** START **

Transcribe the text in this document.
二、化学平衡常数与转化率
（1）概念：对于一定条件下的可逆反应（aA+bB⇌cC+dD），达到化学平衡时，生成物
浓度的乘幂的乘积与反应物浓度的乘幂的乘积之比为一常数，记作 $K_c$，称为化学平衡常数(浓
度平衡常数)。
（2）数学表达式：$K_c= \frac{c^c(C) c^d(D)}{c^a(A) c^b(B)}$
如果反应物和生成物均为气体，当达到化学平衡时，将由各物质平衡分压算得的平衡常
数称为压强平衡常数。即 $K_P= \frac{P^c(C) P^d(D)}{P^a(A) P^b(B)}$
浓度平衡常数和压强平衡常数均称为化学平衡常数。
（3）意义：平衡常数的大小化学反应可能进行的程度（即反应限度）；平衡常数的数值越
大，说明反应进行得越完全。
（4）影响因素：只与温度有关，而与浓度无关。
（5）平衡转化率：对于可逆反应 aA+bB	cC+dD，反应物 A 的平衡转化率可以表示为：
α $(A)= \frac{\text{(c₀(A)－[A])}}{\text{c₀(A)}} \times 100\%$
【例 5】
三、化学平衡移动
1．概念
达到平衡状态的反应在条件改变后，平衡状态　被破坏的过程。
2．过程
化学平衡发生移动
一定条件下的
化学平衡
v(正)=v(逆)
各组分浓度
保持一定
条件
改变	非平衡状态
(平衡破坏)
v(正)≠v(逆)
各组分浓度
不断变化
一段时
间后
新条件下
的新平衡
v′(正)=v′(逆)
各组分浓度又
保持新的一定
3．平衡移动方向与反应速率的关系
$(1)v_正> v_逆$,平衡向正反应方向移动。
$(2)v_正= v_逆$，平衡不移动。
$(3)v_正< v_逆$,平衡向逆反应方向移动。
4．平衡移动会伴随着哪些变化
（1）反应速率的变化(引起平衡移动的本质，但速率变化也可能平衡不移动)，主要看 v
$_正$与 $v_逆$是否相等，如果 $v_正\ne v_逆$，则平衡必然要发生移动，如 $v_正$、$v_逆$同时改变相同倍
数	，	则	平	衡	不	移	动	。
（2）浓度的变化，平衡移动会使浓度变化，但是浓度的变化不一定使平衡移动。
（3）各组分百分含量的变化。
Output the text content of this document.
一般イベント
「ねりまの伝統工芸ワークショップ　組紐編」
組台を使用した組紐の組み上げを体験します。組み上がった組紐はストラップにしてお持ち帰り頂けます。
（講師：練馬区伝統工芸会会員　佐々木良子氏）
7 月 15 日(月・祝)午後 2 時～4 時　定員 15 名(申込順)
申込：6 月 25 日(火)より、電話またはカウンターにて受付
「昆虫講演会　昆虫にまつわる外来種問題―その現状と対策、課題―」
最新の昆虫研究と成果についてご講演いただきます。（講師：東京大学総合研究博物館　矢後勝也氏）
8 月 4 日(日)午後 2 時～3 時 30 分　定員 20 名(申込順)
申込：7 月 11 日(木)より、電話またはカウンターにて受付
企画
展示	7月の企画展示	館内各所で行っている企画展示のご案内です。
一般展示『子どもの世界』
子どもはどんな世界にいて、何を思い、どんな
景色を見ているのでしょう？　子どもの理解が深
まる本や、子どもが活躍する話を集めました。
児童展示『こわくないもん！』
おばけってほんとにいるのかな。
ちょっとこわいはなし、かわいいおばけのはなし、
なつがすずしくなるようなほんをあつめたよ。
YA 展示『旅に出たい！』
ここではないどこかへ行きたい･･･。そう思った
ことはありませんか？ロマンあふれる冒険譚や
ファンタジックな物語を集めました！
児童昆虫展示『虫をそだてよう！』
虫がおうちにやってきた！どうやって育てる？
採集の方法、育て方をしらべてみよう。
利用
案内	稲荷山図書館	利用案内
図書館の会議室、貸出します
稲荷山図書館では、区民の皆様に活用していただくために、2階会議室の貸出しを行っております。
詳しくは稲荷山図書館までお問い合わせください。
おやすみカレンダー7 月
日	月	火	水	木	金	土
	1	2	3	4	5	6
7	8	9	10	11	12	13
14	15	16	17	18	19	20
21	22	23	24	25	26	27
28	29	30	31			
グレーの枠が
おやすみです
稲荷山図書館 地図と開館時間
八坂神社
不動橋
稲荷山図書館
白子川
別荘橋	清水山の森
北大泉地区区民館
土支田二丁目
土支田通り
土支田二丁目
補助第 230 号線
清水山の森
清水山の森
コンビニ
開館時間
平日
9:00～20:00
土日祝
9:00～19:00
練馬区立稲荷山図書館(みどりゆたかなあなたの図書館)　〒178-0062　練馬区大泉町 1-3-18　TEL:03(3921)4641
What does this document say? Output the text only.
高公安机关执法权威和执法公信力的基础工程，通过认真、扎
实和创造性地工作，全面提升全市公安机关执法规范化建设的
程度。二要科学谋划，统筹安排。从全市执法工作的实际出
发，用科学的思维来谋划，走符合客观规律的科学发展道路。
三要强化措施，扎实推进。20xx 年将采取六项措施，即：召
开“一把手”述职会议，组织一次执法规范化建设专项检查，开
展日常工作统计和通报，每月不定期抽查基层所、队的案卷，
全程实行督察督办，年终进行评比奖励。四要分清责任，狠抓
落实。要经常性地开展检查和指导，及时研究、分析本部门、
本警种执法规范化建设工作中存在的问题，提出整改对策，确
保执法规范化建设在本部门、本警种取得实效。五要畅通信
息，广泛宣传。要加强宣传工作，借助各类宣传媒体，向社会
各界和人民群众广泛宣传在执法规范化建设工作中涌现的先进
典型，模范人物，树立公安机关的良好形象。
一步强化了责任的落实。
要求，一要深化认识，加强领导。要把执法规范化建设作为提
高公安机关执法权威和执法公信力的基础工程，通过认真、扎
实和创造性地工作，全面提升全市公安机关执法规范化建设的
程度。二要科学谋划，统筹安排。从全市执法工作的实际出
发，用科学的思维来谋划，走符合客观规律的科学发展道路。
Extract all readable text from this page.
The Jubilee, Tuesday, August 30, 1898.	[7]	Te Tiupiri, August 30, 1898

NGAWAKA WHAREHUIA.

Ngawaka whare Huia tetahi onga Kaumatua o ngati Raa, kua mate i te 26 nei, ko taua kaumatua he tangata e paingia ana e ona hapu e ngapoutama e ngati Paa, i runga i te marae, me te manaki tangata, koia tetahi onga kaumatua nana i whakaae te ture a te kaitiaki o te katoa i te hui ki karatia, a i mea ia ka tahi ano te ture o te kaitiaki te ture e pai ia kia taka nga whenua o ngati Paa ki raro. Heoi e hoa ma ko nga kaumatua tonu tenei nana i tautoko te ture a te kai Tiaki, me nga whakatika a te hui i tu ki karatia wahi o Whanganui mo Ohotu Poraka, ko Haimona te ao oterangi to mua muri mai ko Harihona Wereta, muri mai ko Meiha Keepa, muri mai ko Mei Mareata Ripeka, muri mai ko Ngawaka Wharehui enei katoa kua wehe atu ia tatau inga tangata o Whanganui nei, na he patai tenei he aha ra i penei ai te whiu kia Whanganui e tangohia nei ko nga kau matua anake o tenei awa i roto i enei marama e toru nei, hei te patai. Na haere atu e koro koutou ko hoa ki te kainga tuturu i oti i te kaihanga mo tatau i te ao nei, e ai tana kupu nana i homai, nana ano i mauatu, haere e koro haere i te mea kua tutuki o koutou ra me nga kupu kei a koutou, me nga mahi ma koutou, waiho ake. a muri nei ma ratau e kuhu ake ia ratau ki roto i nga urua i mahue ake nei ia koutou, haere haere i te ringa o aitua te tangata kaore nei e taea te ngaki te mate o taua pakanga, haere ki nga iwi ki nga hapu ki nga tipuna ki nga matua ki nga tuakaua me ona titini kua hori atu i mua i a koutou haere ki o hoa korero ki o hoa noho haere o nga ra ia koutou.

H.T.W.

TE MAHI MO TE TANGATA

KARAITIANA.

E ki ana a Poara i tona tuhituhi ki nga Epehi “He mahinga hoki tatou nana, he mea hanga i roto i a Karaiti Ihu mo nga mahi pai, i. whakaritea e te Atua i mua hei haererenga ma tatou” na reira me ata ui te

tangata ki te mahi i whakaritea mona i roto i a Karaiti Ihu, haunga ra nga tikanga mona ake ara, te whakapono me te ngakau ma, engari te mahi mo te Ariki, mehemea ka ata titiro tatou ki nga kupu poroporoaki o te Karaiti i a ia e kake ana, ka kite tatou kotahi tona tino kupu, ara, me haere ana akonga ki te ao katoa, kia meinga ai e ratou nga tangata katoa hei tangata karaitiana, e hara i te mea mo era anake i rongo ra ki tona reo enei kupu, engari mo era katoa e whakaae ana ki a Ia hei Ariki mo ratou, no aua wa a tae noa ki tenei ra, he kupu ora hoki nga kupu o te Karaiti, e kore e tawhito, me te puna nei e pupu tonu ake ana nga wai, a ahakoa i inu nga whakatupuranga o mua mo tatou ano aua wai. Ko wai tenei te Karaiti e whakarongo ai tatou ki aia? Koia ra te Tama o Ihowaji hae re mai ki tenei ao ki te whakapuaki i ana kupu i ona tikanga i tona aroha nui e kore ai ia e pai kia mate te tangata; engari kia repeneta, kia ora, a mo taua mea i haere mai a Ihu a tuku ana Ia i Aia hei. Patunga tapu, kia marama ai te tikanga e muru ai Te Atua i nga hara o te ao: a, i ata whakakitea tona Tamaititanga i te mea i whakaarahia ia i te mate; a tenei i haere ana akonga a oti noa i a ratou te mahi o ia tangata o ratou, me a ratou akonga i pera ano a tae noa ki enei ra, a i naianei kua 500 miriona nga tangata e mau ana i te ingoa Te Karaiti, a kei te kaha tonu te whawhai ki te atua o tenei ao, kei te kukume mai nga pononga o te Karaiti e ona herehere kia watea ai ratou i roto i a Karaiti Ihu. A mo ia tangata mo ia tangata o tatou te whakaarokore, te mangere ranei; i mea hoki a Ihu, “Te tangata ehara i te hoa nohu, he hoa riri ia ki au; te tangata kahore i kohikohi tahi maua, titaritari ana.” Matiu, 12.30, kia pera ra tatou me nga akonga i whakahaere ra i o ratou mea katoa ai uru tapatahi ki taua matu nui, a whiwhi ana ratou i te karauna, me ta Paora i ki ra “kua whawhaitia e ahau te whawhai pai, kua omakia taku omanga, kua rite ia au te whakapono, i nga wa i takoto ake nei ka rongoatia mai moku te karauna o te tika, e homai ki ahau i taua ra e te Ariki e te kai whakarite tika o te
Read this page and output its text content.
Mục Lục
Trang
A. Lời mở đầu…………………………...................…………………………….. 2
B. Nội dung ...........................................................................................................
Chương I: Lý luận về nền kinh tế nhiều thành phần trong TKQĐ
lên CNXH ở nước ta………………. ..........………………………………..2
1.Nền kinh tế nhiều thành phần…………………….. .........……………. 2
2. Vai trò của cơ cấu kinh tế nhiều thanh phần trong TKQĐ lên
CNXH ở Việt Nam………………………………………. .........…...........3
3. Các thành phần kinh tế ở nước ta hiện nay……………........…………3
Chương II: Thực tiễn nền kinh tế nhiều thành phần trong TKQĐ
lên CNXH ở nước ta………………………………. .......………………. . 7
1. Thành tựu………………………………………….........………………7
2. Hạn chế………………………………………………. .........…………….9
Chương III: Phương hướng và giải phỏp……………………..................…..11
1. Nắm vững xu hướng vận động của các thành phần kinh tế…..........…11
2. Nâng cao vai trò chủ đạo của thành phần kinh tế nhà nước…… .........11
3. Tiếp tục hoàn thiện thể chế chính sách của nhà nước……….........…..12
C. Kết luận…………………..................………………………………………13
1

** END **

▶ [Written problem]:
Which lines above hold the word "luận"? Copy each of them.

▶ [Answer for this exercise]:
Chương I: Lý luận về nền kinh tế nhiều thành phần trong TKQĐ
C. Kết luận…………………..................………………………………………13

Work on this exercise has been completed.